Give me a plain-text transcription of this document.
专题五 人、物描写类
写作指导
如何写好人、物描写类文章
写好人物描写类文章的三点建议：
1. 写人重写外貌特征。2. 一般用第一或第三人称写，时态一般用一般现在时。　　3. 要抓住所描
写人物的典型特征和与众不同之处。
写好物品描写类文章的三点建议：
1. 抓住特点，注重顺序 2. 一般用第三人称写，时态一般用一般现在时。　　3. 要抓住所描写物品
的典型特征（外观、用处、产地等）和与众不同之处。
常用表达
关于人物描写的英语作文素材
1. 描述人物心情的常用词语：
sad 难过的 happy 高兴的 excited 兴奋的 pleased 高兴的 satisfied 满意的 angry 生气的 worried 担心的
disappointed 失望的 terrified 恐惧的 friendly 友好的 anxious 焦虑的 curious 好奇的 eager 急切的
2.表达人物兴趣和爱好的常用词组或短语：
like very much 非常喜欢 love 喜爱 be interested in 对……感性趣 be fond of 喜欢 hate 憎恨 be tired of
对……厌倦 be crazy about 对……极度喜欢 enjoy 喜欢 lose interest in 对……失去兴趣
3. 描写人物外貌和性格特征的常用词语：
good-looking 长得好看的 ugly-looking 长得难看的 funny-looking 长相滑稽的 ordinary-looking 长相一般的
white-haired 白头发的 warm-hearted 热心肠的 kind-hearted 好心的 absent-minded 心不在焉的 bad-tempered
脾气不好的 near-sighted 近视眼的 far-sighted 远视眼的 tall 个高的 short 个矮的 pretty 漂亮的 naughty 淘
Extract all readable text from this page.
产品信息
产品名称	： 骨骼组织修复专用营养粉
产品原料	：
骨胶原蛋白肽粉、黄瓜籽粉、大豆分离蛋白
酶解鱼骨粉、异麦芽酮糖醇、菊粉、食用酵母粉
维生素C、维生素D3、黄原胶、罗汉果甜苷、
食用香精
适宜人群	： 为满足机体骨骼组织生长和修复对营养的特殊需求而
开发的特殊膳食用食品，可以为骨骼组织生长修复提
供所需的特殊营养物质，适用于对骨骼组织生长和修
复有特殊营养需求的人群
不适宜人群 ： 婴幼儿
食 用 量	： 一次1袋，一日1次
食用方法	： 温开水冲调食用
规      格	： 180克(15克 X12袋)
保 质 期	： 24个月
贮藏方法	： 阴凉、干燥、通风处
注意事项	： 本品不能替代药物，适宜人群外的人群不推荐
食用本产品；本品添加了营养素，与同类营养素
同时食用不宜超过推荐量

_WHAT YOU HAVE TO DO_. Write out the whole listing again, exactly as it stands.

_EXPECTED OUTPUT_.
Give me a plain-text transcription of this document.
专题五 人、物描写类
写作指导
如何写好人、物描写类文章
写好人物描写类文章的三点建议：
1. 写人重写外貌特征。2. 一般用第一或第三人称写，时态一般用一般现在时。　　3. 要抓住所描
写人物的典型特征和与众不同之处。
写好物品描写类文章的三点建议：
1. 抓住特点，注重顺序 2. 一般用第三人称写，时态一般用一般现在时。　　3. 要抓住所描写物品
的典型特征（外观、用处、产地等）和与众不同之处。
常用表达
关于人物描写的英语作文素材
1. 描述人物心情的常用词语：
sad 难过的 happy 高兴的 excited 兴奋的 pleased 高兴的 satisfied 满意的 angry 生气的 worried 担心的
disappointed 失望的 terrified 恐惧的 friendly 友好的 anxious 焦虑的 curious 好奇的 eager 急切的
2.表达人物兴趣和爱好的常用词组或短语：
like very much 非常喜欢 love 喜爱 be interested in 对……感性趣 be fond of 喜欢 hate 憎恨 be tired of
对……厌倦 be crazy about 对……极度喜欢 enjoy 喜欢 lose interest in 对……失去兴趣
3. 描写人物外貌和性格特征的常用词语：
good-looking 长得好看的 ugly-looking 长得难看的 funny-looking 长相滑稽的 ordinary-looking 长相一般的
white-haired 白头发的 warm-hearted 热心肠的 kind-hearted 好心的 absent-minded 心不在焉的 bad-tempered
脾气不好的 near-sighted 近视眼的 far-sighted 远视眼的 tall 个高的 short 个矮的 pretty 漂亮的 naughty 淘
Extract all readable text from this page.
产品信息
产品名称	： 骨骼组织修复专用营养粉
产品原料	：
骨胶原蛋白肽粉、黄瓜籽粉、大豆分离蛋白
酶解鱼骨粉、异麦芽酮糖醇、菊粉、食用酵母粉
维生素C、维生素D3、黄原胶、罗汉果甜苷、
食用香精
适宜人群	： 为满足机体骨骼组织生长和修复对营养的特殊需求而
开发的特殊膳食用食品，可以为骨骼组织生长修复提
供所需的特殊营养物质，适用于对骨骼组织生长和修
复有特殊营养需求的人群
不适宜人群 ： 婴幼儿
食 用 量	： 一次1袋，一日1次
食用方法	： 温开水冲调食用
规      格	： 180克(15克 X12袋)
保 质 期	： 24个月
贮藏方法	： 阴凉、干燥、通风处
注意事项	： 本品不能替代药物，适宜人群外的人群不推荐
食用本产品；本品添加了营养素，与同类营养素
同时食用不宜超过推荐量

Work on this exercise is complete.